→ Data records:
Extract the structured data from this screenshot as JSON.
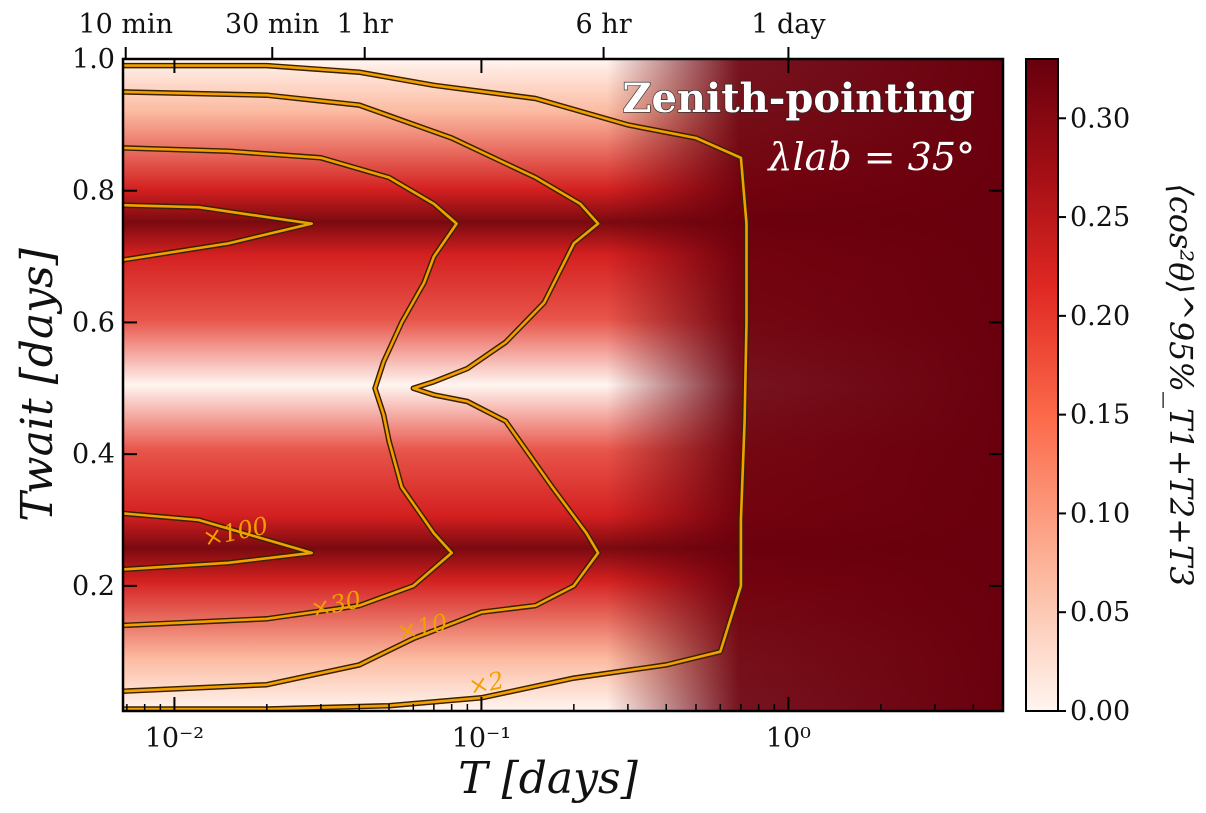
{
  "chart_data": {
    "type": "heatmap",
    "title": "Zenith-pointing",
    "subtitle": "λlab = 35°",
    "xlabel": "T [days]",
    "ylabel": "Twait [days]",
    "colorbar_label": "⟨cos²θ⟩^95%_T1+T2+T3",
    "xscale": "log",
    "xlim": [
      0.0068,
      5.0
    ],
    "ylim": [
      0.01,
      1.0
    ],
    "x_ticks": [
      {
        "value": 0.01,
        "label": "10⁻²"
      },
      {
        "value": 0.1,
        "label": "10⁻¹"
      },
      {
        "value": 1,
        "label": "10⁰"
      }
    ],
    "y_ticks": [
      {
        "value": 0.2,
        "label": "0.2"
      },
      {
        "value": 0.4,
        "label": "0.4"
      },
      {
        "value": 0.6,
        "label": "0.6"
      },
      {
        "value": 0.8,
        "label": "0.8"
      },
      {
        "value": 1.0,
        "label": "1.0"
      }
    ],
    "top_ticks": [
      {
        "value": 0.00694,
        "label": "10 min"
      },
      {
        "value": 0.02083,
        "label": "30 min"
      },
      {
        "value": 0.04167,
        "label": "1 hr"
      },
      {
        "value": 0.25,
        "label": "6 hr"
      },
      {
        "value": 1.0,
        "label": "1 day"
      }
    ],
    "colorbar": {
      "range": [
        0.0,
        0.33
      ],
      "ticks": [
        "0.00",
        "0.05",
        "0.10",
        "0.15",
        "0.20",
        "0.25",
        "0.30"
      ],
      "colors": [
        "#fff5f0",
        "#fcbba1",
        "#fc6a4a",
        "#e02823",
        "#a50f15",
        "#67000d"
      ]
    },
    "contour_color": "#f2a000",
    "contours": [
      {
        "label": "×2",
        "label_at": [
          0.105,
          0.04
        ],
        "points": [
          [
            0.0068,
            0.013
          ],
          [
            0.02,
            0.013
          ],
          [
            0.05,
            0.018
          ],
          [
            0.1,
            0.03
          ],
          [
            0.2,
            0.06
          ],
          [
            0.4,
            0.08
          ],
          [
            0.6,
            0.1
          ],
          [
            0.7,
            0.2
          ],
          [
            0.7,
            0.3
          ],
          [
            0.72,
            0.45
          ],
          [
            0.73,
            0.6
          ],
          [
            0.73,
            0.75
          ],
          [
            0.7,
            0.85
          ],
          [
            0.5,
            0.88
          ],
          [
            0.3,
            0.9
          ],
          [
            0.15,
            0.94
          ],
          [
            0.07,
            0.96
          ],
          [
            0.04,
            0.98
          ],
          [
            0.02,
            0.99
          ],
          [
            0.0068,
            0.99
          ]
        ]
      },
      {
        "label": "×10",
        "label_at": [
          0.065,
          0.125
        ],
        "points": [
          [
            0.0068,
            0.04
          ],
          [
            0.02,
            0.05
          ],
          [
            0.04,
            0.08
          ],
          [
            0.06,
            0.12
          ],
          [
            0.1,
            0.16
          ],
          [
            0.15,
            0.17
          ],
          [
            0.2,
            0.2
          ],
          [
            0.24,
            0.25
          ],
          [
            0.22,
            0.28
          ],
          [
            0.17,
            0.35
          ],
          [
            0.12,
            0.45
          ],
          [
            0.09,
            0.48
          ],
          [
            0.07,
            0.49
          ],
          [
            0.06,
            0.5
          ],
          [
            0.07,
            0.51
          ],
          [
            0.09,
            0.53
          ],
          [
            0.12,
            0.57
          ],
          [
            0.16,
            0.63
          ],
          [
            0.2,
            0.72
          ],
          [
            0.24,
            0.75
          ],
          [
            0.21,
            0.78
          ],
          [
            0.15,
            0.82
          ],
          [
            0.08,
            0.88
          ],
          [
            0.04,
            0.93
          ],
          [
            0.02,
            0.945
          ],
          [
            0.0068,
            0.95
          ]
        ]
      },
      {
        "label": "×30",
        "label_at": [
          0.034,
          0.16
        ],
        "points": [
          [
            0.0068,
            0.14
          ],
          [
            0.02,
            0.15
          ],
          [
            0.04,
            0.17
          ],
          [
            0.06,
            0.2
          ],
          [
            0.08,
            0.25
          ],
          [
            0.07,
            0.28
          ],
          [
            0.055,
            0.35
          ],
          [
            0.05,
            0.42
          ],
          [
            0.048,
            0.46
          ],
          [
            0.045,
            0.5
          ],
          [
            0.048,
            0.54
          ],
          [
            0.055,
            0.6
          ],
          [
            0.065,
            0.66
          ],
          [
            0.07,
            0.7
          ],
          [
            0.083,
            0.75
          ],
          [
            0.07,
            0.78
          ],
          [
            0.05,
            0.82
          ],
          [
            0.03,
            0.85
          ],
          [
            0.015,
            0.86
          ],
          [
            0.0068,
            0.865
          ]
        ]
      },
      {
        "label": "×100",
        "label_at": [
          0.016,
          0.27
        ],
        "points": [
          [
            0.0068,
            0.225
          ],
          [
            0.015,
            0.235
          ],
          [
            0.028,
            0.25
          ],
          [
            0.02,
            0.27
          ],
          [
            0.012,
            0.3
          ],
          [
            0.0068,
            0.31
          ]
        ]
      },
      {
        "label": "",
        "label_at": null,
        "points": [
          [
            0.0068,
            0.695
          ],
          [
            0.015,
            0.72
          ],
          [
            0.028,
            0.75
          ],
          [
            0.02,
            0.76
          ],
          [
            0.012,
            0.775
          ],
          [
            0.0068,
            0.778
          ]
        ]
      }
    ]
  }
}
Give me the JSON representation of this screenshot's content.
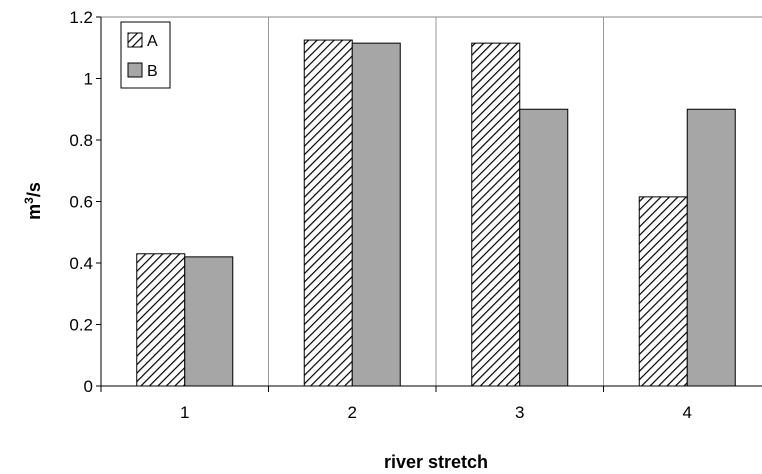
{
  "chart_data": {
    "type": "bar",
    "categories": [
      "1",
      "2",
      "3",
      "4"
    ],
    "series": [
      {
        "name": "A",
        "values": [
          0.43,
          1.125,
          1.115,
          0.615
        ],
        "pattern": "hatched",
        "color": "#000000"
      },
      {
        "name": "B",
        "values": [
          0.42,
          1.115,
          0.9,
          0.9
        ],
        "pattern": "solid",
        "color": "#a6a6a6"
      }
    ],
    "xlabel": "river stretch",
    "ylabel": {
      "base": "m",
      "sup": "3",
      "rest": "/s"
    },
    "ylim": [
      0,
      1.2
    ],
    "yticks": [
      "0",
      "0.2",
      "0.4",
      "0.6",
      "0.8",
      "1",
      "1.2"
    ],
    "grid": "vertical",
    "legend": "top-left"
  }
}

→ Task statement:
Except for the pictures, copy the material above exactly.

→ Complete output:
Extract the structured data from this screenshot as JSON.
{
  "chart_data": {
    "type": "heatmap",
    "title": "Zenith-pointing",
    "subtitle": "λlab = 35°",
    "xlabel": "T [days]",
    "ylabel": "Twait [days]",
    "colorbar_label": "⟨cos²θ⟩^95%_T1+T2+T3",
    "xscale": "log",
    "xlim": [
      0.0068,
      5.0
    ],
    "ylim": [
      0.01,
      1.0
    ],
    "x_ticks": [
      {
        "value": 0.01,
        "label": "10⁻²"
      },
      {
        "value": 0.1,
        "label": "10⁻¹"
      },
      {
        "value": 1,
        "label": "10⁰"
      }
    ],
    "y_ticks": [
      {
        "value": 0.2,
        "label": "0.2"
      },
      {
        "value": 0.4,
        "label": "0.4"
      },
      {
        "value": 0.6,
        "label": "0.6"
      },
      {
        "value": 0.8,
        "label": "0.8"
      },
      {
        "value": 1.0,
        "label": "1.0"
      }
    ],
    "top_ticks": [
      {
        "value": 0.00694,
        "label": "10 min"
      },
      {
        "value": 0.02083,
        "label": "30 min"
      },
      {
        "value": 0.04167,
        "label": "1 hr"
      },
      {
        "value": 0.25,
        "label": "6 hr"
      },
      {
        "value": 1.0,
        "label": "1 day"
      }
    ],
    "colorbar": {
      "range": [
        0.0,
        0.33
      ],
      "ticks": [
        "0.00",
        "0.05",
        "0.10",
        "0.15",
        "0.20",
        "0.25",
        "0.30"
      ],
      "colors": [
        "#fff5f0",
        "#fcbba1",
        "#fc6a4a",
        "#e02823",
        "#a50f15",
        "#67000d"
      ]
    },
    "contour_color": "#f2a000",
    "contours": [
      {
        "label": "×2",
        "label_at": [
          0.105,
          0.04
        ],
        "points": [
          [
            0.0068,
            0.013
          ],
          [
            0.02,
            0.013
          ],
          [
            0.05,
            0.018
          ],
          [
            0.1,
            0.03
          ],
          [
            0.2,
            0.06
          ],
          [
            0.4,
            0.08
          ],
          [
            0.6,
            0.1
          ],
          [
            0.7,
            0.2
          ],
          [
            0.7,
            0.3
          ],
          [
            0.72,
            0.45
          ],
          [
            0.73,
            0.6
          ],
          [
            0.73,
            0.75
          ],
          [
            0.7,
            0.85
          ],
          [
            0.5,
            0.88
          ],
          [
            0.3,
            0.9
          ],
          [
            0.15,
            0.94
          ],
          [
            0.07,
            0.96
          ],
          [
            0.04,
            0.98
          ],
          [
            0.02,
            0.99
          ],
          [
            0.0068,
            0.99
          ]
        ]
      },
      {
        "label": "×10",
        "label_at": [
          0.065,
          0.125
        ],
        "points": [
          [
            0.0068,
            0.04
          ],
          [
            0.02,
            0.05
          ],
          [
            0.04,
            0.08
          ],
          [
            0.06,
            0.12
          ],
          [
            0.1,
            0.16
          ],
          [
            0.15,
            0.17
          ],
          [
            0.2,
            0.2
          ],
          [
            0.24,
            0.25
          ],
          [
            0.22,
            0.28
          ],
          [
            0.17,
            0.35
          ],
          [
            0.12,
            0.45
          ],
          [
            0.09,
            0.48
          ],
          [
            0.07,
            0.49
          ],
          [
            0.06,
            0.5
          ],
          [
            0.07,
            0.51
          ],
          [
            0.09,
            0.53
          ],
          [
            0.12,
            0.57
          ],
          [
            0.16,
            0.63
          ],
          [
            0.2,
            0.72
          ],
          [
            0.24,
            0.75
          ],
          [
            0.21,
            0.78
          ],
          [
            0.15,
            0.82
          ],
          [
            0.08,
            0.88
          ],
          [
            0.04,
            0.93
          ],
          [
            0.02,
            0.945
          ],
          [
            0.0068,
            0.95
          ]
        ]
      },
      {
        "label": "×30",
        "label_at": [
          0.034,
          0.16
        ],
        "points": [
          [
            0.0068,
            0.14
          ],
          [
            0.02,
            0.15
          ],
          [
            0.04,
            0.17
          ],
          [
            0.06,
            0.2
          ],
          [
            0.08,
            0.25
          ],
          [
            0.07,
            0.28
          ],
          [
            0.055,
            0.35
          ],
          [
            0.05,
            0.42
          ],
          [
            0.048,
            0.46
          ],
          [
            0.045,
            0.5
          ],
          [
            0.048,
            0.54
          ],
          [
            0.055,
            0.6
          ],
          [
            0.065,
            0.66
          ],
          [
            0.07,
            0.7
          ],
          [
            0.083,
            0.75
          ],
          [
            0.07,
            0.78
          ],
          [
            0.05,
            0.82
          ],
          [
            0.03,
            0.85
          ],
          [
            0.015,
            0.86
          ],
          [
            0.0068,
            0.865
          ]
        ]
      },
      {
        "label": "×100",
        "label_at": [
          0.016,
          0.27
        ],
        "points": [
          [
            0.0068,
            0.225
          ],
          [
            0.015,
            0.235
          ],
          [
            0.028,
            0.25
          ],
          [
            0.02,
            0.27
          ],
          [
            0.012,
            0.3
          ],
          [
            0.0068,
            0.31
          ]
        ]
      },
      {
        "label": "",
        "label_at": null,
        "points": [
          [
            0.0068,
            0.695
          ],
          [
            0.015,
            0.72
          ],
          [
            0.028,
            0.75
          ],
          [
            0.02,
            0.76
          ],
          [
            0.012,
            0.775
          ],
          [
            0.0068,
            0.778
          ]
        ]
      }
    ]
  }
}
Give me the JSON representation of this screenshot's content.
{
  "chart_data": {
    "type": "bar",
    "categories": [
      "1",
      "2",
      "3",
      "4"
    ],
    "series": [
      {
        "name": "A",
        "values": [
          0.43,
          1.125,
          1.115,
          0.615
        ],
        "pattern": "hatched",
        "color": "#000000"
      },
      {
        "name": "B",
        "values": [
          0.42,
          1.115,
          0.9,
          0.9
        ],
        "pattern": "solid",
        "color": "#a6a6a6"
      }
    ],
    "xlabel": "river stretch",
    "ylabel": {
      "base": "m",
      "sup": "3",
      "rest": "/s"
    },
    "ylim": [
      0,
      1.2
    ],
    "yticks": [
      "0",
      "0.2",
      "0.4",
      "0.6",
      "0.8",
      "1",
      "1.2"
    ],
    "grid": "vertical",
    "legend": "top-left"
  }
}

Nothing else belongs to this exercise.